[Start Entries]
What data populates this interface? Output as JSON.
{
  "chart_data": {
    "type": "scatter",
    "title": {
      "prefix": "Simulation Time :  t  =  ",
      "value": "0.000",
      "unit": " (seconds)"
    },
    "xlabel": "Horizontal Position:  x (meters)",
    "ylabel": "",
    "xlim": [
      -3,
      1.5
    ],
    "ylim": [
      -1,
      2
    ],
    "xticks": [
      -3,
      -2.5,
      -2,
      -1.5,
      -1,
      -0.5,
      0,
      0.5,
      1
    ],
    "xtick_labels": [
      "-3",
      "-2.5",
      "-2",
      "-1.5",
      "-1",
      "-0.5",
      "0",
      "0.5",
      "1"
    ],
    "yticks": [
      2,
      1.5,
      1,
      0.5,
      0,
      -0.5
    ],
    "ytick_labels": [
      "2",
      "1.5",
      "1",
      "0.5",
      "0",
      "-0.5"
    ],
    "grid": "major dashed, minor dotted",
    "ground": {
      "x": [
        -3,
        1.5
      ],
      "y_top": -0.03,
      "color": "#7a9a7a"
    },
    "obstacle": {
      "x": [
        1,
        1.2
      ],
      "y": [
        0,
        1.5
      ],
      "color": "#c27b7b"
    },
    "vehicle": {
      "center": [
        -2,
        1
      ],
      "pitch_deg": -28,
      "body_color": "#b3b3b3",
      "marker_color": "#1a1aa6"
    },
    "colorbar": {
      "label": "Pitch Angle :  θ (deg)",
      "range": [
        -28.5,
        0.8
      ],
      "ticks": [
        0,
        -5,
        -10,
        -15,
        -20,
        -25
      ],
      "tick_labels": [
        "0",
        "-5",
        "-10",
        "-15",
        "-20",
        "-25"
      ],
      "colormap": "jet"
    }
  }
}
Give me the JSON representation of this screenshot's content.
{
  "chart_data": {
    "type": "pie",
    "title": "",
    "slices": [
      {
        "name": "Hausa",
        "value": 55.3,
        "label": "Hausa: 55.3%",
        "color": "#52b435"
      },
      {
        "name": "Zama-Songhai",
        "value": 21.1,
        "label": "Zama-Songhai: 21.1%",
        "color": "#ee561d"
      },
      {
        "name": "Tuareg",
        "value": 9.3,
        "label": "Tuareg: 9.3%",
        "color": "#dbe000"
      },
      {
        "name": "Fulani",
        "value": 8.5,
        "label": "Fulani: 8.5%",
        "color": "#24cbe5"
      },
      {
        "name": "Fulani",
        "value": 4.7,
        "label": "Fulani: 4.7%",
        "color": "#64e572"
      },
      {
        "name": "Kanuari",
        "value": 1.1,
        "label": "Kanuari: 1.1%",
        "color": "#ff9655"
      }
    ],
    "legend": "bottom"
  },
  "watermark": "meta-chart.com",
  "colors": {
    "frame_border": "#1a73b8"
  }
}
[End Entries]
◆ **Task instructions**:
Extract, exactly, the lines above that begin at the line containing "Give me the" and end at the final line of the records; add no other text.

◆ **Task answer**:
Give me the JSON representation of this screenshot's content.
{
  "chart_data": {
    "type": "pie",
    "title": "",
    "slices": [
      {
        "name": "Hausa",
        "value": 55.3,
        "label": "Hausa: 55.3%",
        "color": "#52b435"
      },
      {
        "name": "Zama-Songhai",
        "value": 21.1,
        "label": "Zama-Songhai: 21.1%",
        "color": "#ee561d"
      },
      {
        "name": "Tuareg",
        "value": 9.3,
        "label": "Tuareg: 9.3%",
        "color": "#dbe000"
      },
      {
        "name": "Fulani",
        "value": 8.5,
        "label": "Fulani: 8.5%",
        "color": "#24cbe5"
      },
      {
        "name": "Fulani",
        "value": 4.7,
        "label": "Fulani: 4.7%",
        "color": "#64e572"
      },
      {
        "name": "Kanuari",
        "value": 1.1,
        "label": "Kanuari: 1.1%",
        "color": "#ff9655"
      }
    ],
    "legend": "bottom"
  },
  "watermark": "meta-chart.com",
  "colors": {
    "frame_border": "#1a73b8"
  }
}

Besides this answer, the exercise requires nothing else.